◆ **CHALLENGE**:
Without the pictures, repeat the listing character for character.

◆ **INPUT**:

"""

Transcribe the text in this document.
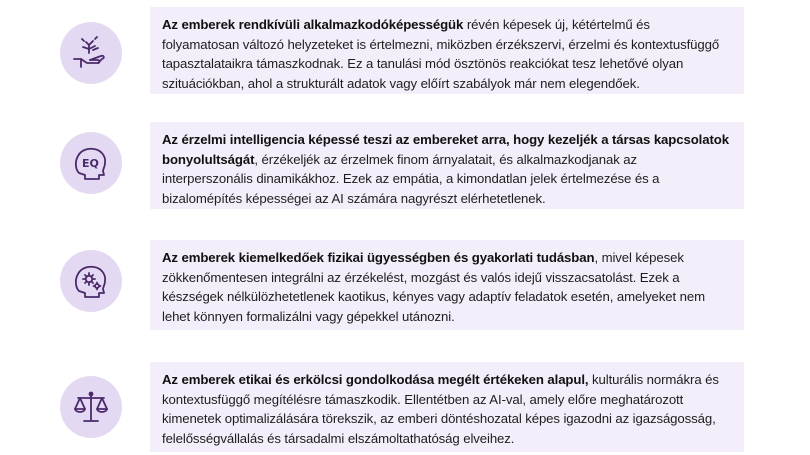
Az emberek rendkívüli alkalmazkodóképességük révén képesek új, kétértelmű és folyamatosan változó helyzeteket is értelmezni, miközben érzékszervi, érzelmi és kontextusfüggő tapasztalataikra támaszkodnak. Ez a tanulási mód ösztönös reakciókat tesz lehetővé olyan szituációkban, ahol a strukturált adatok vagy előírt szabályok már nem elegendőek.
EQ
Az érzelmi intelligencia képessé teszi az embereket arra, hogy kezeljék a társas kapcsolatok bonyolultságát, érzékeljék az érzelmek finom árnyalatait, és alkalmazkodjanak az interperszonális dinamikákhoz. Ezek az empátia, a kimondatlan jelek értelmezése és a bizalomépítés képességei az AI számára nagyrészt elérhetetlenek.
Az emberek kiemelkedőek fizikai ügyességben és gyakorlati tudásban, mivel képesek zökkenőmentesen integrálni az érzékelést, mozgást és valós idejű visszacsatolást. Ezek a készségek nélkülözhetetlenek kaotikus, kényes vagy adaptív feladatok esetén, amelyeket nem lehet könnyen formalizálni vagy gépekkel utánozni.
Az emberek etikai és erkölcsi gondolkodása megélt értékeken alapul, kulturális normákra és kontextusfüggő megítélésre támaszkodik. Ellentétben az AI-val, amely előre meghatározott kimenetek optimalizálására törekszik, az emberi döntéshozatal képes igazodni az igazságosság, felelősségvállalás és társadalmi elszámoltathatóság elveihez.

"""

◆ **RIGHT ANSWER**:
Transcribe the text in this document.
Az emberek rendkívüli alkalmazkodóképességük révén képesek új, kétértelmű és folyamatosan változó helyzeteket is értelmezni, miközben érzékszervi, érzelmi és kontextusfüggő tapasztalataikra támaszkodnak. Ez a tanulási mód ösztönös reakciókat tesz lehetővé olyan szituációkban, ahol a strukturált adatok vagy előírt szabályok már nem elegendőek.
EQ
Az érzelmi intelligencia képessé teszi az embereket arra, hogy kezeljék a társas kapcsolatok bonyolultságát, érzékeljék az érzelmek finom árnyalatait, és alkalmazkodjanak az interperszonális dinamikákhoz. Ezek az empátia, a kimondatlan jelek értelmezése és a bizalomépítés képességei az AI számára nagyrészt elérhetetlenek.
Az emberek kiemelkedőek fizikai ügyességben és gyakorlati tudásban, mivel képesek zökkenőmentesen integrálni az érzékelést, mozgást és valós idejű visszacsatolást. Ezek a készségek nélkülözhetetlenek kaotikus, kényes vagy adaptív feladatok esetén, amelyeket nem lehet könnyen formalizálni vagy gépekkel utánozni.
Az emberek etikai és erkölcsi gondolkodása megélt értékeken alapul, kulturális normákra és kontextusfüggő megítélésre támaszkodik. Ellentétben az AI-val, amely előre meghatározott kimenetek optimalizálására törekszik, az emberi döntéshozatal képes igazodni az igazságosság, felelősségvállalás és társadalmi elszámoltathatóság elveihez.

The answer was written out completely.